***** Document excerpt *****

Park Factors with Teeth

Boyd's World-> Breadcrumbs Back to Omaha-> Park Factors with Teeth About the author, Boyd Nation

Publication Date: February 11, 2003

Context Is Everything

I apologize for not meeting my self-imposed deadline last week. In some ways, I'm combining the worst aspects of sportswriting and software development at times here, and the rigid deadlines of sportswriting combined with the unpredictability of software debugging collide sometimes with rather ugly results -- last week I just had one more bug I could not find despite more effort than I had time for. I appreciate your patience; I think the result will be worth it for the more statistically minded among you.

I finally have some park factors that I like. Half (warning, huge approximation alert!) of you are going, "Woooo hoooo," at this point, and the other half just flipped channels over to another Peter Gammons story on trade rumors involving six teams and a goat. For those of you who are left but need a little background, I'll explain my cunning plan to the audience, Exposition Boy.

The first step that's taken when you begin to seriously analyze sports statistics rather than just memorize them is to try to put them in context. Having a defense that holds teams to 105 points a game is horrible in today's NBA (I think that's still true); having a team that held your opponents to 105 in 1986 was above average. Putting up a 3.80 ERA in the SEC is harder than putting up a 2.80 ERA in the NEC. Hitting 20 home runs in Memphis is a considerably harder feat than hitting 20 home runs at New Mexico State, even though the two teams play roughly similar levels of competition.

When baseball fans talk about context, one of the first places they look to adjust is for what's called park effects, or the park factor. If you could somehow magically play the exact same game in two different parks, you'd get different results. A ball that travels 390 feet in Starkville is a long fly ball to the center fielder. The same ball is a 430 foot home run in Colorado Springs. That same batter popped out in the extra large foul territory in Akron (if I remember right). There are lots of factors that control how many runs are scored relative to a "normal" park for any given stadium. Some of them have to do with the park itself, such as the size of the field and the amount of foul territory available for the fielders. Others have to do with the location of the park, such as altitude and weather patterns. These things can obviously change from year to year as weather changes (this factor is smaller in college than in the pros, because most of the comparable stadiums tend to be in the same weather region) or stadium modifications, but that has to be balanced against the need to have enough data points for meaningful comparison, so a period of time has to be chosen for comparison. There's no absolute measure, so you can only compare a stadium to all the other stadiums; the addition of Coors Field to the National League, for example, lowered every other stadium's park factor by a noticeable amount.

***** Supplied data *****

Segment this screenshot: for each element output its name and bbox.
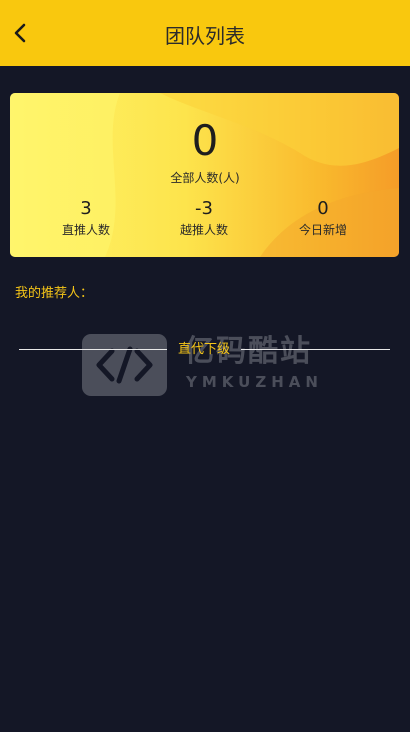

*****

Tasks
1 – From the park factors article, list the things it gives as affecting how many runs a stadium yields compared with a normal park.
2 – In the park factors article, write out the passage from "Publication Date: February" up to and including "minded among you.", switching "software" to "app".

Answers in order
1 –
- The size of the field
- The amount of foul territory available for the fielders
- Altitude
- Weather patterns

2 –
Publication Date: February 11, 2003

Context Is Everything

I apologize for not meeting my self-imposed deadline last week. In some ways, I'm combining the worst aspects of sportswriting and app development at times here, and the rigid deadlines of sportswriting combined with the unpredictability of app debugging collide sometimes with rather ugly results -- last week I just had one more bug I could not find despite more effort than I had time for. I appreciate your patience; I think the result will be worth it for the more statistically minded among you.